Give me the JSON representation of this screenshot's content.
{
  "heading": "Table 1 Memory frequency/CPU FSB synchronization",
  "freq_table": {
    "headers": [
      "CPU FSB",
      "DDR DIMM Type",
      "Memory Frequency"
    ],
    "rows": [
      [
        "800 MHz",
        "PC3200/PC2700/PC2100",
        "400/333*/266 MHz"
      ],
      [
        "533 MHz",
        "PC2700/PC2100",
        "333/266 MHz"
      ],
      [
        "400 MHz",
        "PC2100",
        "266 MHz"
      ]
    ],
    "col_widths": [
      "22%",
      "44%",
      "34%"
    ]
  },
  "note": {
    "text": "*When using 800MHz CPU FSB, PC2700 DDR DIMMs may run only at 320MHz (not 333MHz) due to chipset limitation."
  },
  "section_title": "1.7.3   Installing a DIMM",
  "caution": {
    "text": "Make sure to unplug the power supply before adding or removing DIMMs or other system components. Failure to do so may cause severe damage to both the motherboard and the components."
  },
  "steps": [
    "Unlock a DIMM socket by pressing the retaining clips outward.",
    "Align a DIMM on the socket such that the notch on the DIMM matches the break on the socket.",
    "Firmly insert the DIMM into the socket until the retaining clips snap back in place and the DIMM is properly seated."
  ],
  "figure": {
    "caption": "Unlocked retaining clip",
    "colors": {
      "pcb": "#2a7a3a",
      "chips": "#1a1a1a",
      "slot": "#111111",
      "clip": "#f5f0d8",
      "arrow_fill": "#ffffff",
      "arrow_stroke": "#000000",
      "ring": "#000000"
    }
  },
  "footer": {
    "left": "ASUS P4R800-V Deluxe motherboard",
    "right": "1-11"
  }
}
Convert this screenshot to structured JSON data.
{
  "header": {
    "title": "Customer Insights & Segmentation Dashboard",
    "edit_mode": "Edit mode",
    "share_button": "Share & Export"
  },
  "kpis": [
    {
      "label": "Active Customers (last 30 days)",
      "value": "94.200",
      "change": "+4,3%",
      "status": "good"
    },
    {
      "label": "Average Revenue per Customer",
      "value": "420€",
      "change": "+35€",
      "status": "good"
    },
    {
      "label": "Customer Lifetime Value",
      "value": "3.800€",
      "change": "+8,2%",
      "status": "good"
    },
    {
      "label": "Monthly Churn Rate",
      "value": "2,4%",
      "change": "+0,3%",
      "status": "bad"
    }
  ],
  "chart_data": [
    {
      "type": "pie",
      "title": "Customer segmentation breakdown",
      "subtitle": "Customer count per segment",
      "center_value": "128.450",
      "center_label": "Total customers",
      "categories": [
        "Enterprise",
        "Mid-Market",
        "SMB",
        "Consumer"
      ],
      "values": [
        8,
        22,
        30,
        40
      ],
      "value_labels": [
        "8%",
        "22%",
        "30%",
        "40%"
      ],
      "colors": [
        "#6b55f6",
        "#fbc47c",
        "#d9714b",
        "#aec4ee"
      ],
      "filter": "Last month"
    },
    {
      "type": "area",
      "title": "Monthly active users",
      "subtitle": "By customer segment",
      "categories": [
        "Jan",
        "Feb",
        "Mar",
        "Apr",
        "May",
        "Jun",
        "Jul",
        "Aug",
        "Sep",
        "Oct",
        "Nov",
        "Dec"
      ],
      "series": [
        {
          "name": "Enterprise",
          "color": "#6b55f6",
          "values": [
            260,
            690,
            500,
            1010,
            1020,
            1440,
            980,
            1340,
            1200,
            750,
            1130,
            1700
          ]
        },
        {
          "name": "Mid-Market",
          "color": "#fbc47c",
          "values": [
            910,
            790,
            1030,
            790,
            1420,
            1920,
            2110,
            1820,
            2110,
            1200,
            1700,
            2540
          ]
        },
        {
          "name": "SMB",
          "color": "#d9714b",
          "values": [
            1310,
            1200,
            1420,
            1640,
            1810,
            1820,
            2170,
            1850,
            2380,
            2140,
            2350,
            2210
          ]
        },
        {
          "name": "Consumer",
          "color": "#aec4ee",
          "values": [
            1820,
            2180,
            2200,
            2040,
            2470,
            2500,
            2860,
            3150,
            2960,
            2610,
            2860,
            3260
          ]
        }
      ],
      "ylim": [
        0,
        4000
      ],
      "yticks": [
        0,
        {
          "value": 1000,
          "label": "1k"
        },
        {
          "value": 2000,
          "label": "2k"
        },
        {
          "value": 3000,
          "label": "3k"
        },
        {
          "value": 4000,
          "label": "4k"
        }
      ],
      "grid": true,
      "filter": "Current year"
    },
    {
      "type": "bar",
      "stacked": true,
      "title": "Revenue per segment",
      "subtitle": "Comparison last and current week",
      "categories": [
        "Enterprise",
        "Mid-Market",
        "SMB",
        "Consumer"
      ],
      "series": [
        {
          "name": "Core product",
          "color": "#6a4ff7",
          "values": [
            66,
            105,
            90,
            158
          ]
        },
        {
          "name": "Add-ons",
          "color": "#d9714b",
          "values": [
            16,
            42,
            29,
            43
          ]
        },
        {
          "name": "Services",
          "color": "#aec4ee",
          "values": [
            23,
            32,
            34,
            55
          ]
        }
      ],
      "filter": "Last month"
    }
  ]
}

*DIRECTIVE*: Scan the data above; copy every line where "text" appears.

*ANSWER BELOW*:
    "text": "*When using 800MHz CPU FSB, PC2700 DDR DIMMs may run only at 320MHz (not 333MHz) due to chipset limitation."
    "text": "Make sure to unplug the power supply before adding or removing DIMMs or other system components. Failure to do so may cause severe damage to both the motherboard and the components."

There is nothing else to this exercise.